Stored records
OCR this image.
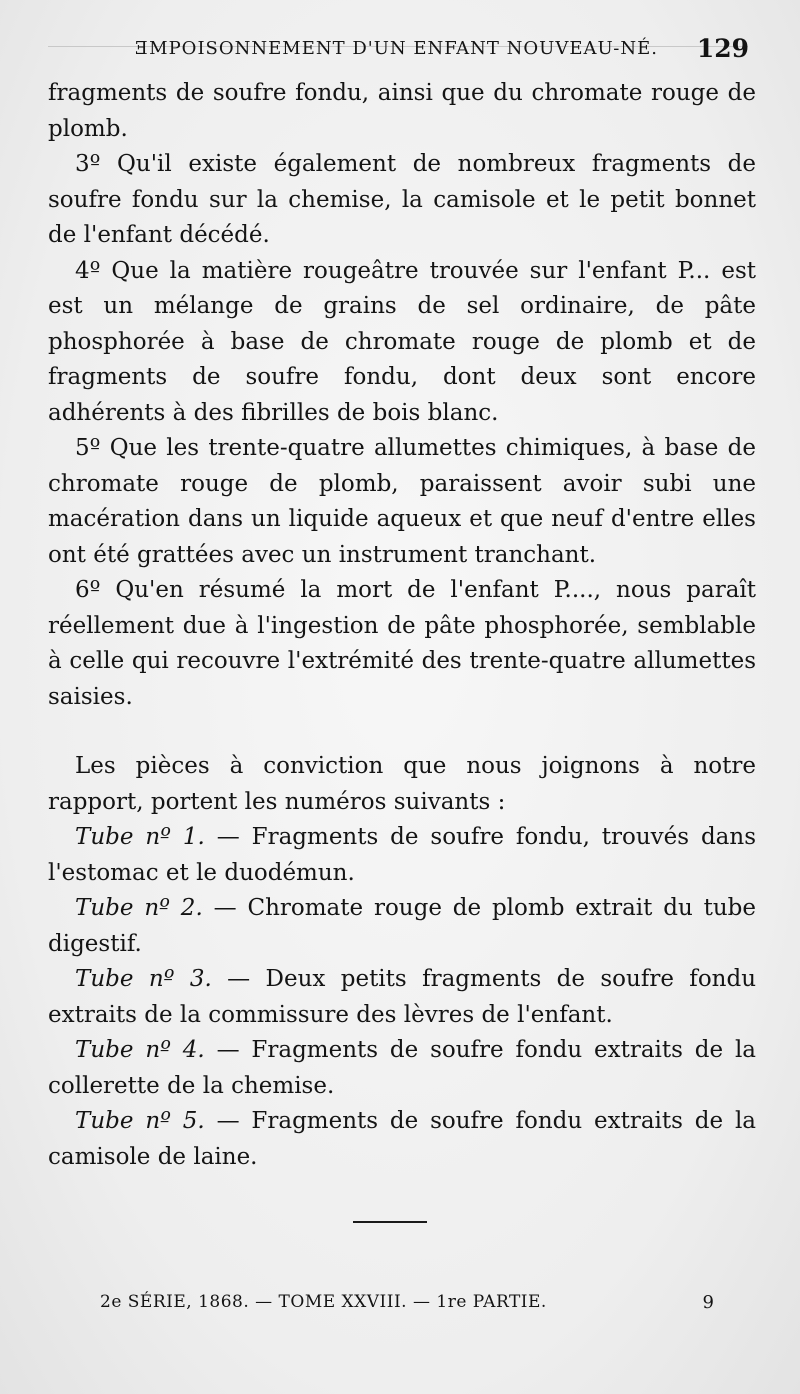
ƎMPOISONNEMENT D'UN ENFANT NOUVEAU-NÉ. 129

fragments de soufre fondu, ainsi que du chromate rouge de plomb.

3º Qu'il existe également de nombreux fragments de soufre fondu sur la chemise, la camisole et le petit bonnet de l'enfant décédé.

4º Que la matière rougeâtre trouvée sur l'enfant P... est est un mélange de grains de sel ordinaire, de pâte phosphorée à base de chromate rouge de plomb et de fragments de soufre fondu, dont deux sont encore adhérents à des fibrilles de bois blanc.

5º Que les trente-quatre allumettes chimiques, à base de chromate rouge de plomb, paraissent avoir subi une macération dans un liquide aqueux et que neuf d'entre elles ont été grattées avec un instrument tranchant.

6º Qu'en résumé la mort de l'enfant P...., nous paraît réellement due à l'ingestion de pâte phosphorée, semblable à celle qui recouvre l'extrémité des trente-quatre allumettes saisies.

Les pièces à conviction que nous joignons à notre rapport, portent les numéros suivants :

Tube nº 1. — Fragments de soufre fondu, trouvés dans l'estomac et le duodémun.

Tube nº 2. — Chromate rouge de plomb extrait du tube digestif.

Tube nº 3. — Deux petits fragments de soufre fondu extraits de la commissure des lèvres de l'enfant.

Tube nº 4. — Fragments de soufre fondu extraits de la collerette de la chemise.

Tube nº 5. — Fragments de soufre fondu extraits de la camisole de laine.

2e SÉRIE, 1868. — TOME XXVIII. — 1re PARTIE.	9
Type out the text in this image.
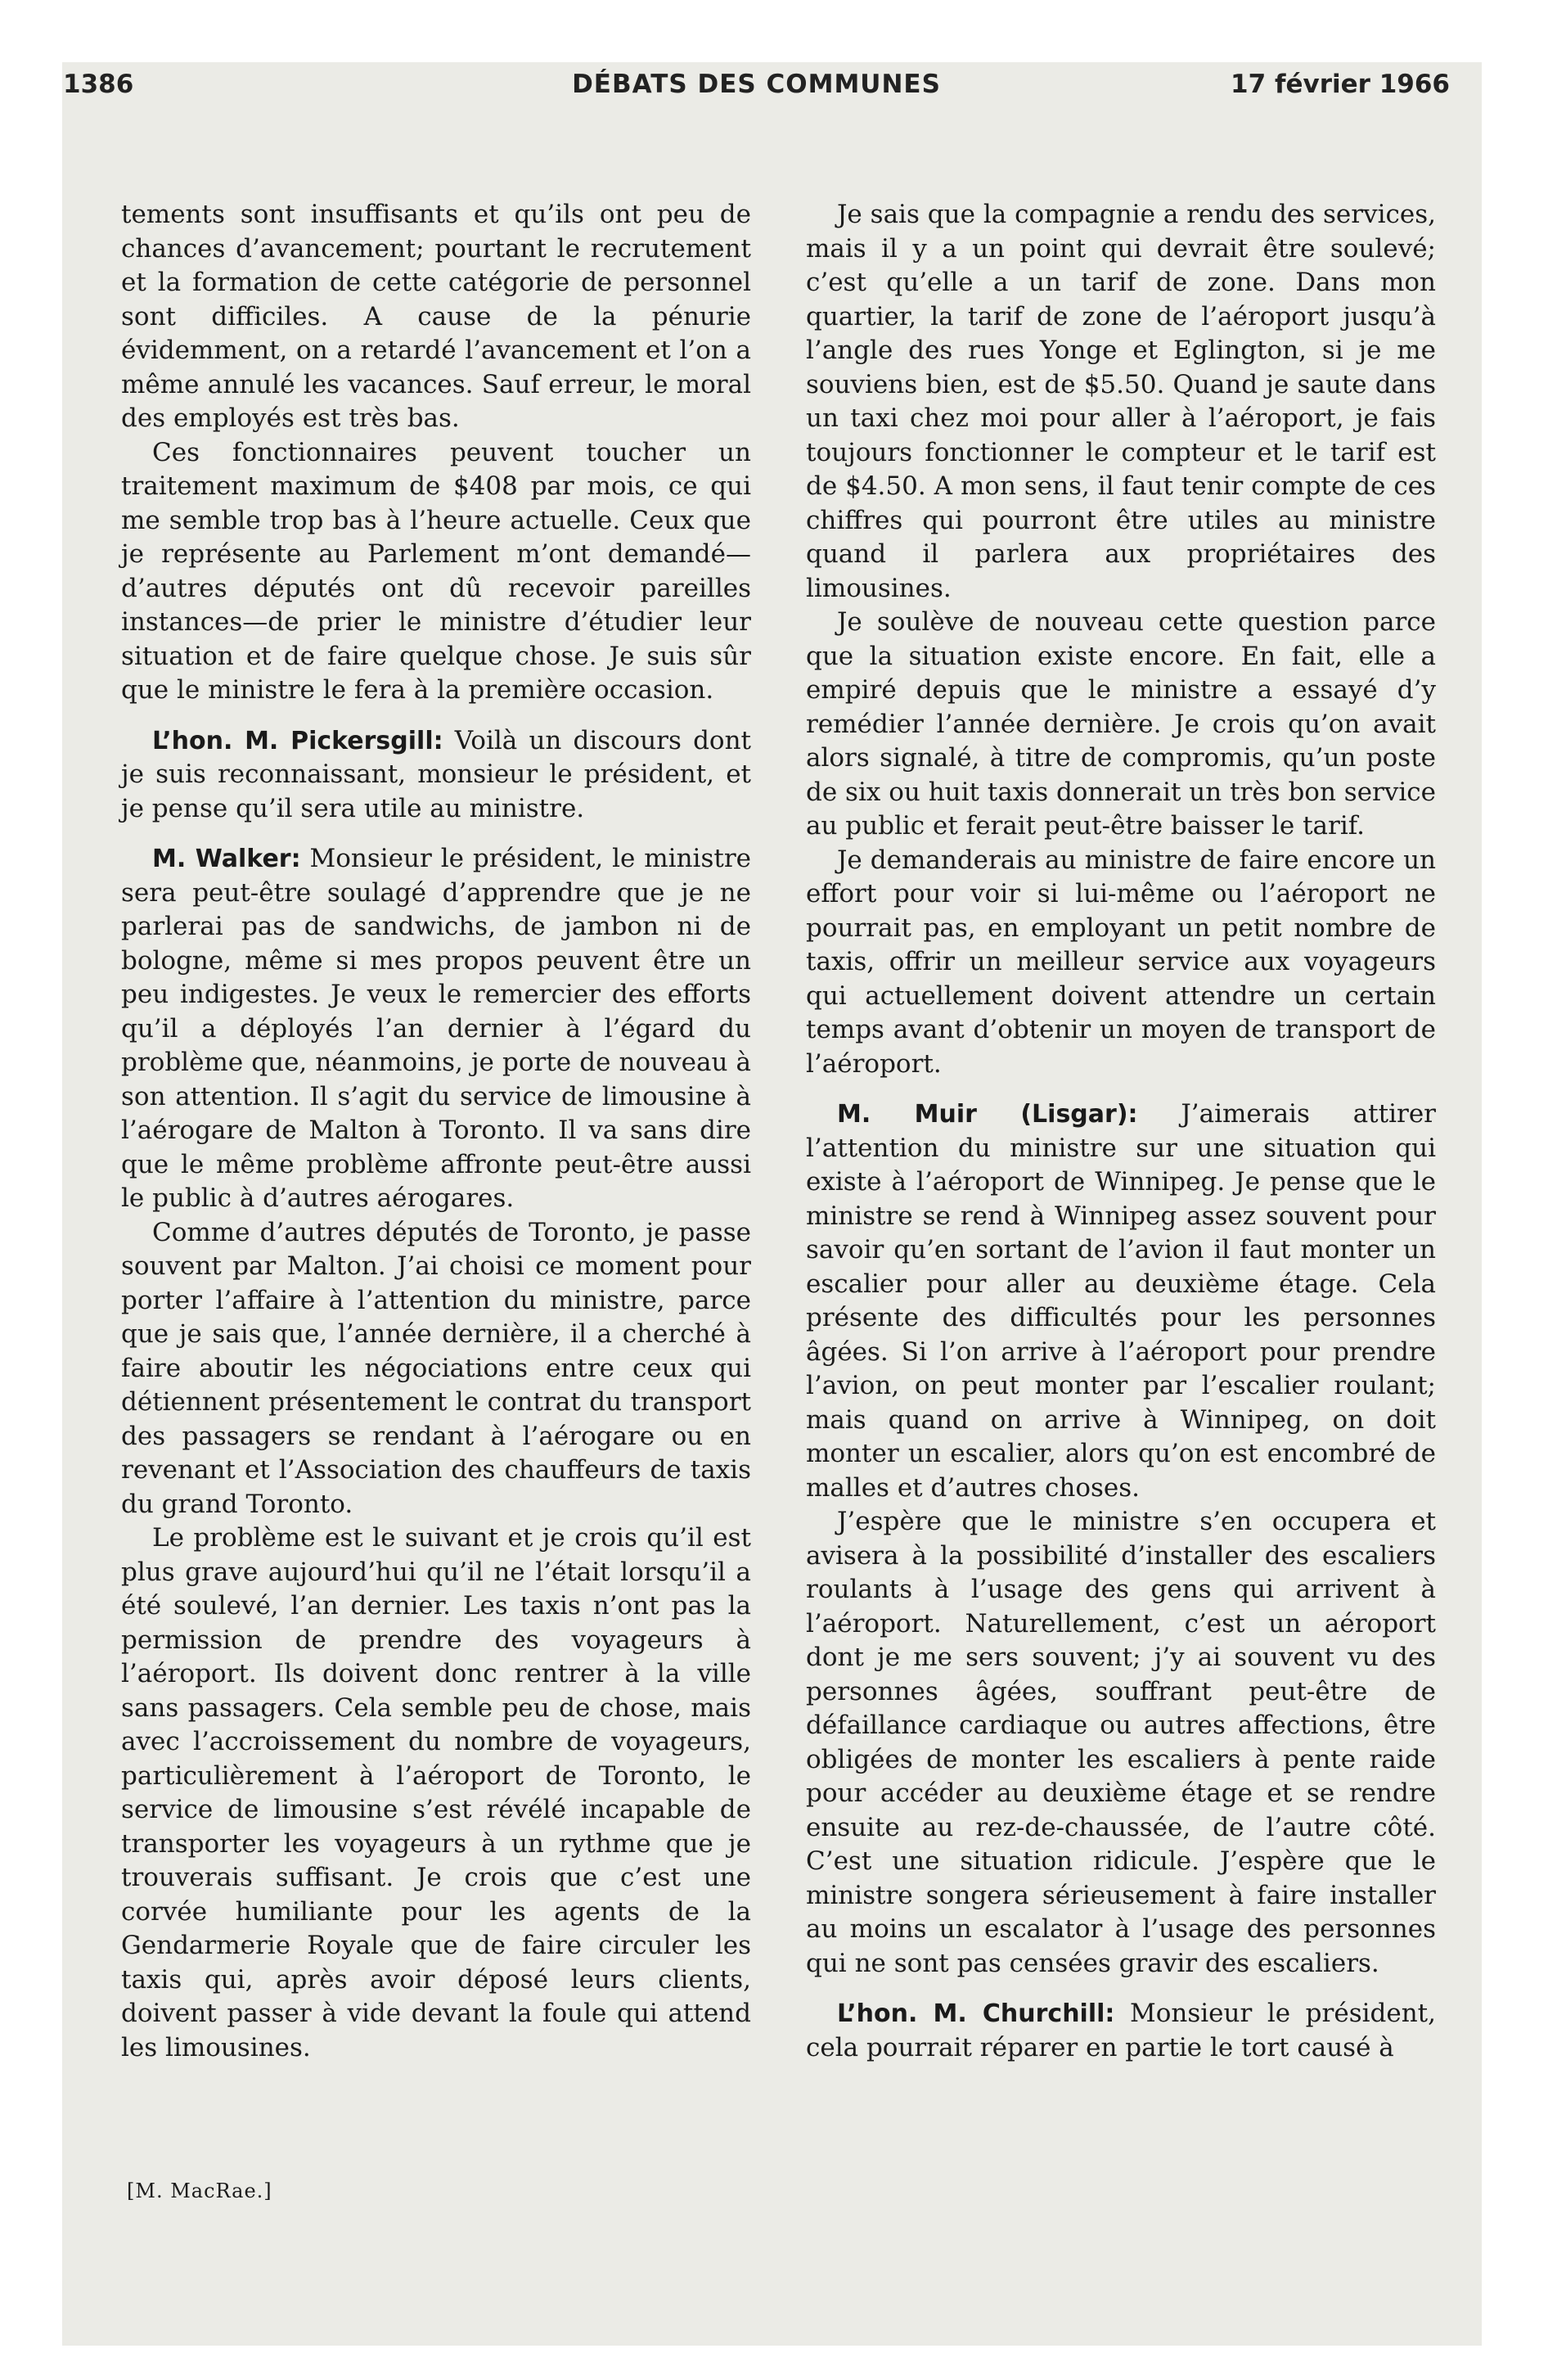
1386	DÉBATS DES COMMUNES	17 février 1966

tements sont insuffisants et qu’ils ont peu de chances d’avancement; pourtant le recrutement et la formation de cette catégorie de personnel sont difficiles. A cause de la pénurie évidemment, on a retardé l’avancement et l’on a même annulé les vacances. Sauf erreur, le moral des employés est très bas.

Ces fonctionnaires peuvent toucher un traitement maximum de $408 par mois, ce qui me semble trop bas à l’heure actuelle. Ceux que je représente au Parlement m’ont demandé—d’autres députés ont dû recevoir pareilles instances—de prier le ministre d’étudier leur situation et de faire quelque chose. Je suis sûr que le ministre le fera à la première occasion.

L’hon. M. Pickersgill: Voilà un discours dont je suis reconnaissant, monsieur le président, et je pense qu’il sera utile au ministre.

M. Walker: Monsieur le président, le ministre sera peut-être soulagé d’apprendre que je ne parlerai pas de sandwichs, de jambon ni de bologne, même si mes propos peuvent être un peu indigestes. Je veux le remercier des efforts qu’il a déployés l’an dernier à l’égard du problème que, néanmoins, je porte de nouveau à son attention. Il s’agit du service de limousine à l’aérogare de Malton à Toronto. Il va sans dire que le même problème affronte peut-être aussi le public à d’autres aérogares.

Comme d’autres députés de Toronto, je passe souvent par Malton. J’ai choisi ce moment pour porter l’affaire à l’attention du ministre, parce que je sais que, l’année dernière, il a cherché à faire aboutir les négociations entre ceux qui détiennent présentement le contrat du transport des passagers se rendant à l’aérogare ou en revenant et l’Association des chauffeurs de taxis du grand Toronto.

Le problème est le suivant et je crois qu’il est plus grave aujourd’hui qu’il ne l’était lorsqu’il a été soulevé, l’an dernier. Les taxis n’ont pas la permission de prendre des voyageurs à l’aéroport. Ils doivent donc rentrer à la ville sans passagers. Cela semble peu de chose, mais avec l’accroissement du nombre de voyageurs, particulièrement à l’aéroport de Toronto, le service de limousine s’est révélé incapable de transporter les voyageurs à un rythme que je trouverais suffisant. Je crois que c’est une corvée humiliante pour les agents de la Gendarmerie Royale que de faire circuler les taxis qui, après avoir déposé leurs clients, doivent passer à vide devant la foule qui attend les limousines.

Je sais que la compagnie a rendu des services, mais il y a un point qui devrait être soulevé; c’est qu’elle a un tarif de zone. Dans mon quartier, la tarif de zone de l’aéroport jusqu’à l’angle des rues Yonge et Eglington, si je me souviens bien, est de $5.50. Quand je saute dans un taxi chez moi pour aller à l’aéroport, je fais toujours fonctionner le compteur et le tarif est de $4.50. A mon sens, il faut tenir compte de ces chiffres qui pourront être utiles au ministre quand il parlera aux propriétaires des limousines.

Je soulève de nouveau cette question parce que la situation existe encore. En fait, elle a empiré depuis que le ministre a essayé d’y remédier l’année dernière. Je crois qu’on avait alors signalé, à titre de compromis, qu’un poste de six ou huit taxis donnerait un très bon service au public et ferait peut-être baisser le tarif.

Je demanderais au ministre de faire encore un effort pour voir si lui-même ou l’aéroport ne pourrait pas, en employant un petit nombre de taxis, offrir un meilleur service aux voyageurs qui actuellement doivent attendre un certain temps avant d’obtenir un moyen de transport de l’aéroport.

M. Muir (Lisgar): J’aimerais attirer l’attention du ministre sur une situation qui existe à l’aéroport de Winnipeg. Je pense que le ministre se rend à Winnipeg assez souvent pour savoir qu’en sortant de l’avion il faut monter un escalier pour aller au deuxième étage. Cela présente des difficultés pour les personnes âgées. Si l’on arrive à l’aéroport pour prendre l’avion, on peut monter par l’escalier roulant; mais quand on arrive à Winnipeg, on doit monter un escalier, alors qu’on est encombré de malles et d’autres choses.

J’espère que le ministre s’en occupera et avisera à la possibilité d’installer des escaliers roulants à l’usage des gens qui arrivent à l’aéroport. Naturellement, c’est un aéroport dont je me sers souvent; j’y ai souvent vu des personnes âgées, souffrant peut-être de défaillance cardiaque ou autres affections, être obligées de monter les escaliers à pente raide pour accéder au deuxième étage et se rendre ensuite au rez-de-chaussée, de l’autre côté. C’est une situation ridicule. J’espère que le ministre songera sérieusement à faire installer au moins un escalator à l’usage des personnes qui ne sont pas censées gravir des escaliers.

L’hon. M. Churchill: Monsieur le président, cela pourrait réparer en partie le tort causé à

[M. MacRae.]
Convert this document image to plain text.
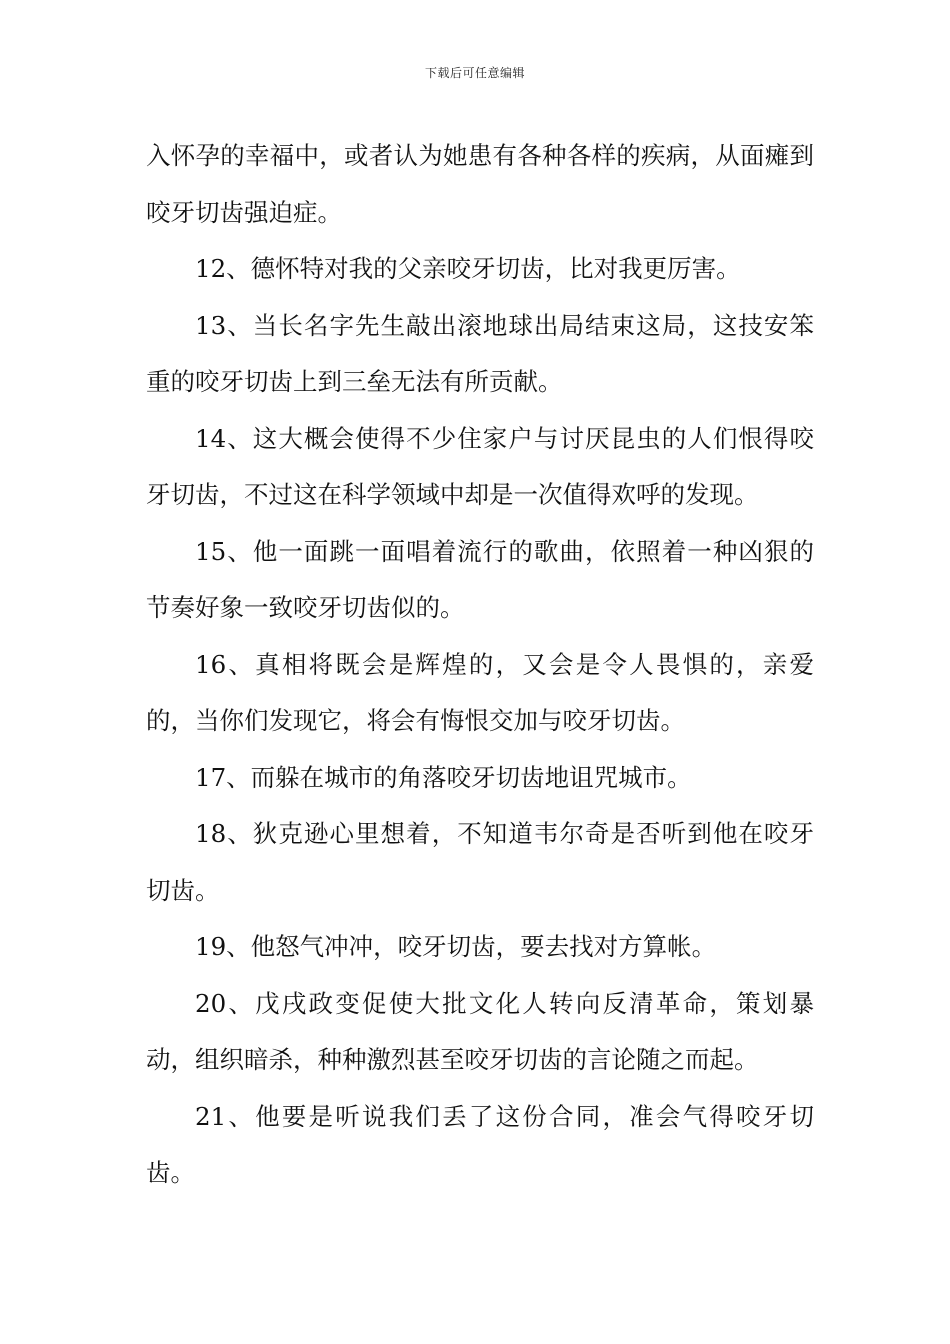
下载后可任意编辑

入怀孕的幸福中，或者认为她患有各种各样的疾病，从面瘫到咬牙切齿强迫症。

12、德怀特对我的父亲咬牙切齿，比对我更厉害。

13、当长名字先生敲出滚地球出局结束这局，这技安笨重的咬牙切齿上到三垒无法有所贡献。

14、这大概会使得不少住家户与讨厌昆虫的人们恨得咬牙切齿，不过这在科学领域中却是一次值得欢呼的发现。

15、他一面跳一面唱着流行的歌曲，依照着一种凶狠的节奏好象一致咬牙切齿似的。

16、真相将既会是辉煌的，又会是令人畏惧的，亲爱的，当你们发现它，将会有悔恨交加与咬牙切齿。

17、而躲在城市的角落咬牙切齿地诅咒城市。

18、狄克逊心里想着，不知道韦尔奇是否听到他在咬牙切齿。

19、他怒气冲冲，咬牙切齿，要去找对方算帐。

20、戊戌政变促使大批文化人转向反清革命，策划暴动，组织暗杀，种种激烈甚至咬牙切齿的言论随之而起。

21、他要是听说我们丢了这份合同，准会气得咬牙切齿。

> [Stated problem] Read through the entries and copy every line that includes "suis".

> [Result of this task]
Ces fonctionnaires peuvent toucher un traitement maximum de $408 par mois, ce qui me semble trop bas à l’heure actuelle. Ceux que je représente au Parlement m’ont demandé—d’autres députés ont dû recevoir pareilles instances—de prier le ministre d’étudier leur situation et de faire quelque chose. Je suis sûr que le ministre le fera à la première occasion.
L’hon. M. Pickersgill: Voilà un discours dont je suis reconnaissant, monsieur le président, et je pense qu’il sera utile au ministre.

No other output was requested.